» PROBLEM DESCRIPTION: Write out each line in which the string "بيان" is present.

[Collected data entries]
···
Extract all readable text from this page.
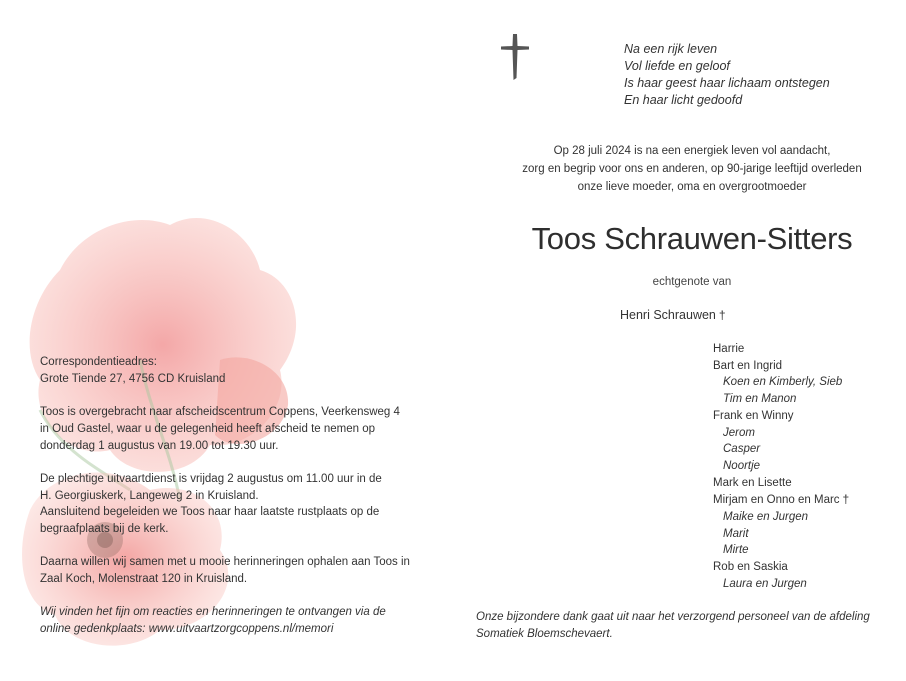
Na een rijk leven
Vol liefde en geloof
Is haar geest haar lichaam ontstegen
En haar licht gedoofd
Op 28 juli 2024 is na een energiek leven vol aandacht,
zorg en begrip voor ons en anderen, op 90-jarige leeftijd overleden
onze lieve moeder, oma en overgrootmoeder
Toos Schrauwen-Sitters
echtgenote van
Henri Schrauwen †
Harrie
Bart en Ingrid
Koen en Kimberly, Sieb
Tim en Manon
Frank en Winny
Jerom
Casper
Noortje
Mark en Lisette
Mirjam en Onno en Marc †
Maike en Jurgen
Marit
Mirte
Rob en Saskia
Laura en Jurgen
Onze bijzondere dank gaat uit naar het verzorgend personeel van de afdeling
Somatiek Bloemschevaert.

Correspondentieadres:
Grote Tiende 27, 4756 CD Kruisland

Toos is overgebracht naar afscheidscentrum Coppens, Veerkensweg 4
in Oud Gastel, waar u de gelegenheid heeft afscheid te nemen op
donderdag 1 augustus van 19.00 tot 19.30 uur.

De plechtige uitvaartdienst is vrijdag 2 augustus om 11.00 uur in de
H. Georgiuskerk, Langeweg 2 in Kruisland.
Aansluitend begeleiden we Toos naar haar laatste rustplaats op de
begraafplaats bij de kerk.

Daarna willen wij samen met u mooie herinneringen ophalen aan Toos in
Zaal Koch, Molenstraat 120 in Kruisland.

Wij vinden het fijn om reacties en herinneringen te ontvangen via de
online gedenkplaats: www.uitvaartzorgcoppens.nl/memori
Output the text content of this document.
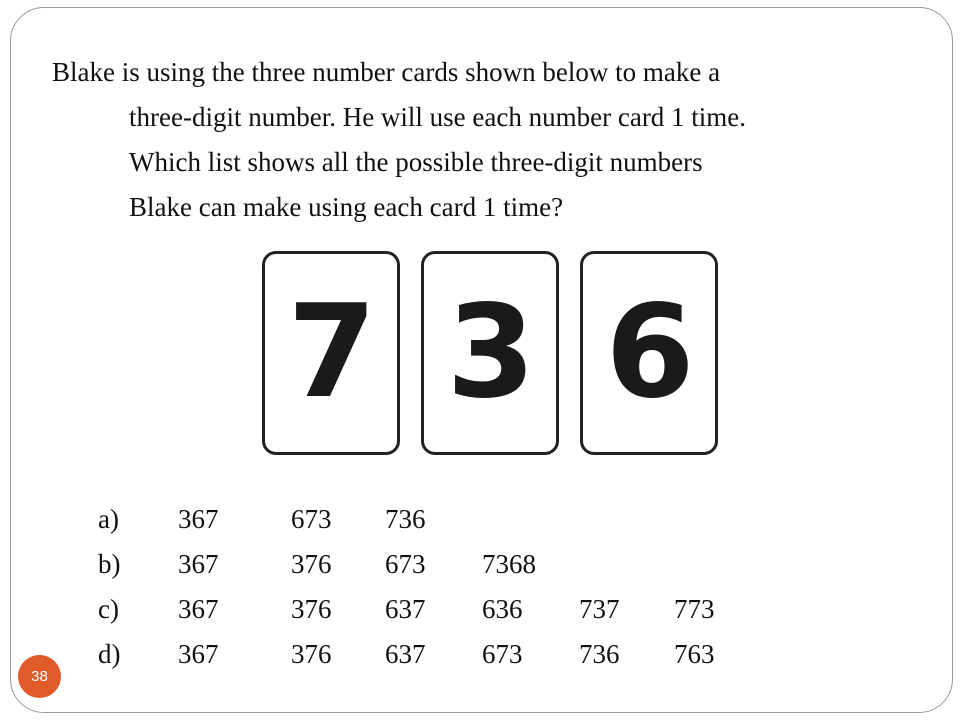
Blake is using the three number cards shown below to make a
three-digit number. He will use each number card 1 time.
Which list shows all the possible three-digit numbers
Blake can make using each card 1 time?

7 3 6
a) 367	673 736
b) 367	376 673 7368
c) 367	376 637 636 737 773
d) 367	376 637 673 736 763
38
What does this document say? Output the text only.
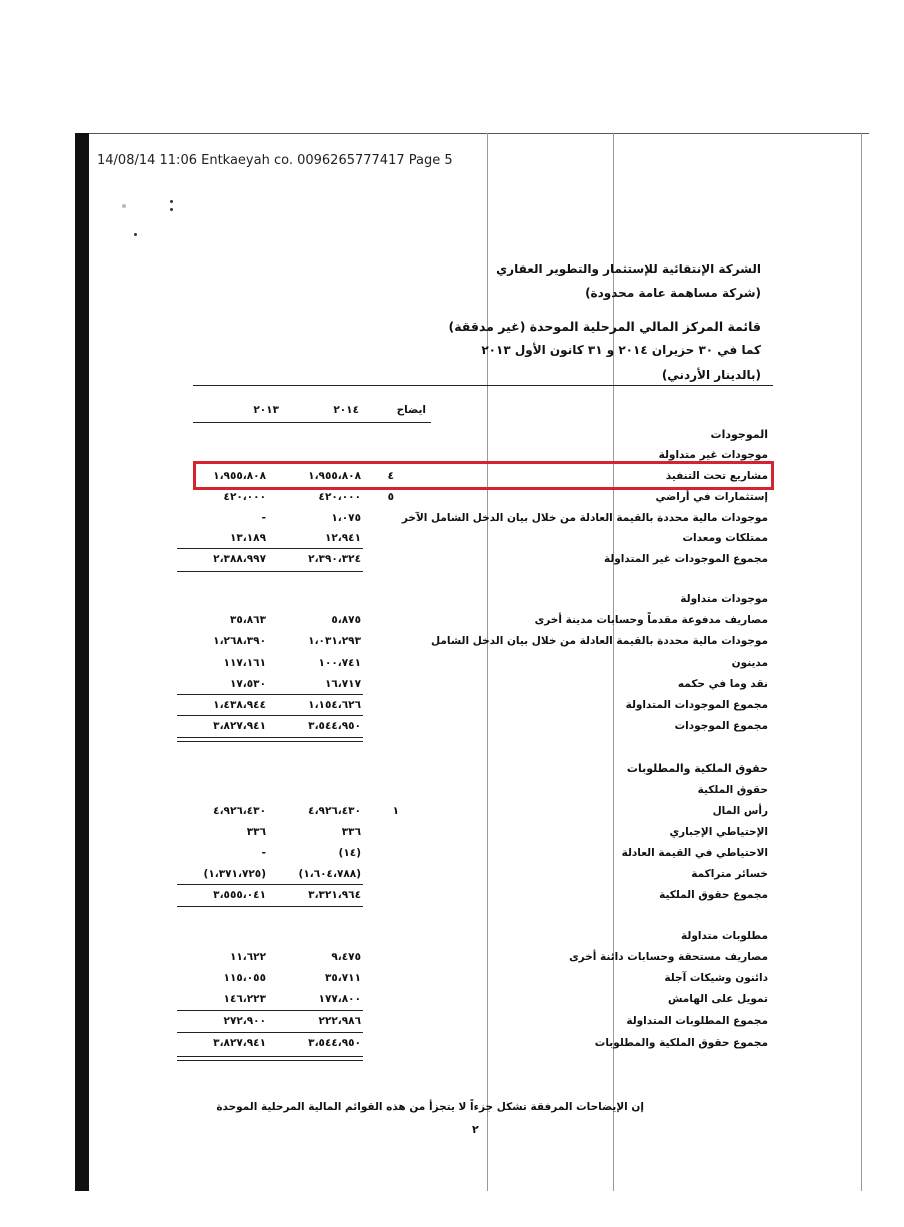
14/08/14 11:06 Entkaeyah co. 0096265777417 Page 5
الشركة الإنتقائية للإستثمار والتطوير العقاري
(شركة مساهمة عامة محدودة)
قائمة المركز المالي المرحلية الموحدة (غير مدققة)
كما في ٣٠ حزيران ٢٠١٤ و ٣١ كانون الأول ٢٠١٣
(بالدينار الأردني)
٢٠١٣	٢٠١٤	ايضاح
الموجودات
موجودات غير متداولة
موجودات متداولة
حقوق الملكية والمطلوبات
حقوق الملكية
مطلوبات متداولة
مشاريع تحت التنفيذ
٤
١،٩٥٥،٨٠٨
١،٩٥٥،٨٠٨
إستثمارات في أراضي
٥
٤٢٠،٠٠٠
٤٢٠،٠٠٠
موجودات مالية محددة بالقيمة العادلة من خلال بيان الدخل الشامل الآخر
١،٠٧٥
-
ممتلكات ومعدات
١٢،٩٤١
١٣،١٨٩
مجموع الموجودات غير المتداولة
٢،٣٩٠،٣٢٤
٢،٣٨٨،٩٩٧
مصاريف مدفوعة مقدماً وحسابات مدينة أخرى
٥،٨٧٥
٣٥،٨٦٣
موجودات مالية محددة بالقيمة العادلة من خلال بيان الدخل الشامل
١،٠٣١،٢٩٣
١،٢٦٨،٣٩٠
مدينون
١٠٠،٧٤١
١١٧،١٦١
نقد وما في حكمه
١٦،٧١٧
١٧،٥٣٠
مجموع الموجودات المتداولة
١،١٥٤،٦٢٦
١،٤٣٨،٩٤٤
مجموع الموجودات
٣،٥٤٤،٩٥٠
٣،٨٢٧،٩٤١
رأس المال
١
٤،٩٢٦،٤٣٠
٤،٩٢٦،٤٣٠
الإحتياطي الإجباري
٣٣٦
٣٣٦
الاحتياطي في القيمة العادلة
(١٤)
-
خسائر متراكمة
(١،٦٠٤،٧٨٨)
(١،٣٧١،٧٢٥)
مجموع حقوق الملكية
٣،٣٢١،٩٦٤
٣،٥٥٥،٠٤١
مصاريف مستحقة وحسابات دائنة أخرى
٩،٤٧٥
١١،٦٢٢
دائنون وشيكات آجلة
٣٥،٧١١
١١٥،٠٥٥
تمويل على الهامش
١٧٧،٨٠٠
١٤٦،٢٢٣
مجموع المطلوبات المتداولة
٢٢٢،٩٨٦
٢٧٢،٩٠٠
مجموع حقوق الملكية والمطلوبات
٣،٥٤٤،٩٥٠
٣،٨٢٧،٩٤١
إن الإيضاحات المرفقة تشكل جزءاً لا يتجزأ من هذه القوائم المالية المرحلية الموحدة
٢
···
» RESPONSE FOR THIS EXERCISE:
موجودات مالية محددة بالقيمة العادلة من خلال بيان الدخل الشامل الآخر
موجودات مالية محددة بالقيمة العادلة من خلال بيان الدخل الشامل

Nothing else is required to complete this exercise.